◆ Short problem ◆
Can you copy the entries below line for line, without changing any character, and omit the pictures?

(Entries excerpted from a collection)
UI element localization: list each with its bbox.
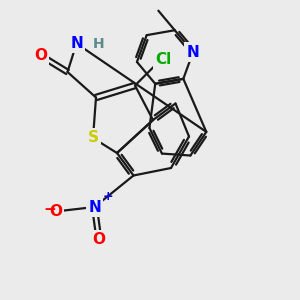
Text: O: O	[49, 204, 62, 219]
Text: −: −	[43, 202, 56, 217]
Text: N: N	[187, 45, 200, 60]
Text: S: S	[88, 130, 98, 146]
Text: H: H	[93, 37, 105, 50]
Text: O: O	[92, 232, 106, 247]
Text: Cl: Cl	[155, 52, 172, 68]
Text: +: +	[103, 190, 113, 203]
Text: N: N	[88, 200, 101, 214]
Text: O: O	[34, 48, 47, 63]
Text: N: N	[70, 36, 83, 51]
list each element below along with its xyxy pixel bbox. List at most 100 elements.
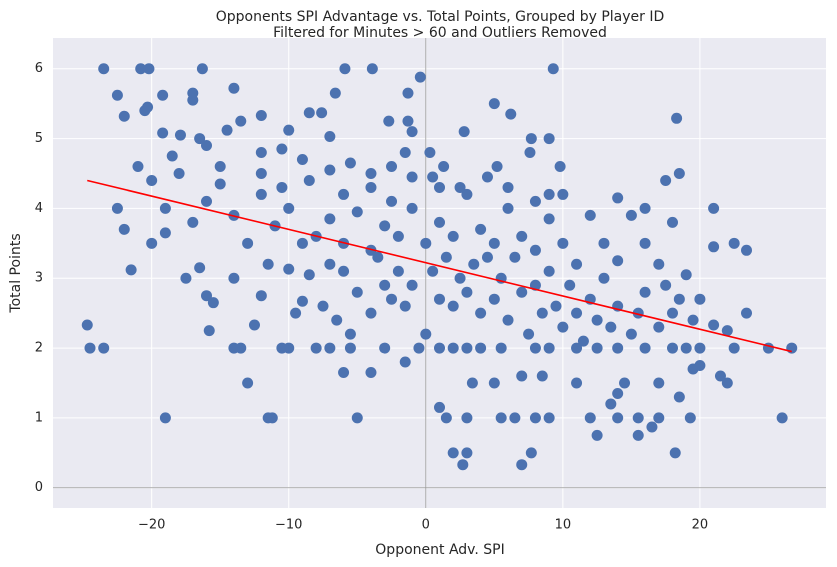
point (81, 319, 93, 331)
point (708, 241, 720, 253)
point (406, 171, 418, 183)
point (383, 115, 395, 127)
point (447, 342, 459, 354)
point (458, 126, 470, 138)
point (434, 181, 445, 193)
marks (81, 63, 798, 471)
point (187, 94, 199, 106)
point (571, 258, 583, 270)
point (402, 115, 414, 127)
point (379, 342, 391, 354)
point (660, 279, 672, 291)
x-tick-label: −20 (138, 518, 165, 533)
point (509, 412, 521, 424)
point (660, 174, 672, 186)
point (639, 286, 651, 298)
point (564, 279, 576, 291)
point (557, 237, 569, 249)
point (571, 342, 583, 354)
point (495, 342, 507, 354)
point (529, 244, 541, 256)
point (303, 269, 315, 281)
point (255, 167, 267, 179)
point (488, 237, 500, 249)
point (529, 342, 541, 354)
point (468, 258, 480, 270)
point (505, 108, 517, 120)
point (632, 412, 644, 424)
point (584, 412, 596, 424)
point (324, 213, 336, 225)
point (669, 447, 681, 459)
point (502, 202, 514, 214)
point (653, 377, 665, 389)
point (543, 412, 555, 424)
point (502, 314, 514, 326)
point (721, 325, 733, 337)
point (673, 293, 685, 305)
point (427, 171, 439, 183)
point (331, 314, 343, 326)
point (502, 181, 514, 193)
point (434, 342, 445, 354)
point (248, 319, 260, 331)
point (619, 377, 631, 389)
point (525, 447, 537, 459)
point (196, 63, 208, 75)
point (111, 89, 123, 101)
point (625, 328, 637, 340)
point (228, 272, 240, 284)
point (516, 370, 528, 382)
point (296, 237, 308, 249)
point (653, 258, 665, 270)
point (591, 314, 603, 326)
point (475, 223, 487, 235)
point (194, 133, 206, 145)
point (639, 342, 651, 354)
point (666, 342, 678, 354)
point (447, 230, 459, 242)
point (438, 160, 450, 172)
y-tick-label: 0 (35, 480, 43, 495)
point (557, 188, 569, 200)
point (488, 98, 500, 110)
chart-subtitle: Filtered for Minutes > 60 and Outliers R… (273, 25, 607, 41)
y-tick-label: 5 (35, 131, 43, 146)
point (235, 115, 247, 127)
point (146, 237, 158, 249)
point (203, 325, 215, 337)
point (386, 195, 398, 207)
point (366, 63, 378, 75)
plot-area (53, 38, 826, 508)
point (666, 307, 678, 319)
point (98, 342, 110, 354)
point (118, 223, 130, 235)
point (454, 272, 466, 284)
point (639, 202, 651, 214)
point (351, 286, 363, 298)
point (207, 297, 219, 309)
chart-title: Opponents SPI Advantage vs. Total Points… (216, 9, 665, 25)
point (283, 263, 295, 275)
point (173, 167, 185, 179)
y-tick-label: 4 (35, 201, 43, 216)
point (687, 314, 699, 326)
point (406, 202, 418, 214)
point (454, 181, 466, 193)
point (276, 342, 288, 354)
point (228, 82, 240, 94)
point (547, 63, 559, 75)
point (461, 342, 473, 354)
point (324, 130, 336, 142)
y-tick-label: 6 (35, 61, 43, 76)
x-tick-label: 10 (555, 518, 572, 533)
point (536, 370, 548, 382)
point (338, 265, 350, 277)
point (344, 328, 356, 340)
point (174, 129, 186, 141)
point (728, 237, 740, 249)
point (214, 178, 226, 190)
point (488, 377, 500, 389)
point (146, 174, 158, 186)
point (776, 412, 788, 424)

◆ Solution to this task ◆
UI element localization: list each with its bbox.
Text: O: O	[49, 204, 62, 219]
Text: −: −	[43, 202, 56, 217]
Text: N: N	[187, 45, 200, 60]
Text: S: S	[88, 130, 98, 146]
Text: H: H	[93, 37, 105, 50]
Text: O: O	[92, 232, 106, 247]
Text: Cl: Cl	[155, 52, 172, 68]
Text: +: +	[103, 190, 113, 203]
Text: N: N	[88, 200, 101, 214]
Text: O: O	[34, 48, 47, 63]
Text: N: N	[70, 36, 83, 51]
list each element below along with its xyxy pixel bbox. List at most 100 elements.
point (81, 319, 93, 331)
point (708, 241, 720, 253)
point (406, 171, 418, 183)
point (383, 115, 395, 127)
point (447, 342, 459, 354)
point (458, 126, 470, 138)
point (434, 181, 445, 193)
marks (81, 63, 798, 471)
point (187, 94, 199, 106)
point (571, 258, 583, 270)
point (402, 115, 414, 127)
point (379, 342, 391, 354)
point (660, 279, 672, 291)
x-tick-label: −20 (138, 518, 165, 533)
point (509, 412, 521, 424)
point (660, 174, 672, 186)
point (639, 286, 651, 298)
point (564, 279, 576, 291)
point (557, 237, 569, 249)
point (571, 342, 583, 354)
point (495, 342, 507, 354)
point (529, 244, 541, 256)
point (303, 269, 315, 281)
point (255, 167, 267, 179)
point (488, 237, 500, 249)
point (529, 342, 541, 354)
point (468, 258, 480, 270)
point (505, 108, 517, 120)
point (632, 412, 644, 424)
point (584, 412, 596, 424)
point (324, 213, 336, 225)
point (669, 447, 681, 459)
point (502, 202, 514, 214)
point (653, 377, 665, 389)
point (543, 412, 555, 424)
point (502, 314, 514, 326)
point (721, 325, 733, 337)
point (673, 293, 685, 305)
point (427, 171, 439, 183)
point (331, 314, 343, 326)
point (502, 181, 514, 193)
point (434, 342, 445, 354)
point (248, 319, 260, 331)
point (619, 377, 631, 389)
point (525, 447, 537, 459)
point (196, 63, 208, 75)
point (111, 89, 123, 101)
point (625, 328, 637, 340)
point (228, 272, 240, 284)
point (516, 370, 528, 382)
point (296, 237, 308, 249)
point (653, 258, 665, 270)
point (591, 314, 603, 326)
point (475, 223, 487, 235)
point (194, 133, 206, 145)
point (639, 342, 651, 354)
point (666, 342, 678, 354)
point (447, 230, 459, 242)
point (438, 160, 450, 172)
y-tick-label: 0 (35, 480, 43, 495)
point (557, 188, 569, 200)
point (488, 98, 500, 110)
chart-subtitle: Filtered for Minutes > 60 and Outliers R… (273, 25, 607, 41)
y-tick-label: 5 (35, 131, 43, 146)
point (235, 115, 247, 127)
point (146, 237, 158, 249)
point (203, 325, 215, 337)
point (386, 195, 398, 207)
point (366, 63, 378, 75)
plot-area (53, 38, 826, 508)
point (666, 307, 678, 319)
point (98, 342, 110, 354)
point (118, 223, 130, 235)
point (454, 272, 466, 284)
point (639, 202, 651, 214)
point (351, 286, 363, 298)
point (207, 297, 219, 309)
chart-title: Opponents SPI Advantage vs. Total Points… (216, 9, 665, 25)
point (283, 263, 295, 275)
point (173, 167, 185, 179)
y-tick-label: 4 (35, 201, 43, 216)
point (687, 314, 699, 326)
point (406, 202, 418, 214)
point (454, 181, 466, 193)
point (276, 342, 288, 354)
point (228, 82, 240, 94)
point (547, 63, 559, 75)
point (461, 342, 473, 354)
point (324, 130, 336, 142)
y-tick-label: 6 (35, 61, 43, 76)
x-tick-label: 10 (555, 518, 572, 533)
point (536, 370, 548, 382)
point (338, 265, 350, 277)
point (344, 328, 356, 340)
point (174, 129, 186, 141)
point (728, 237, 740, 249)
point (214, 178, 226, 190)
point (488, 377, 500, 389)
point (146, 174, 158, 186)
point (776, 412, 788, 424)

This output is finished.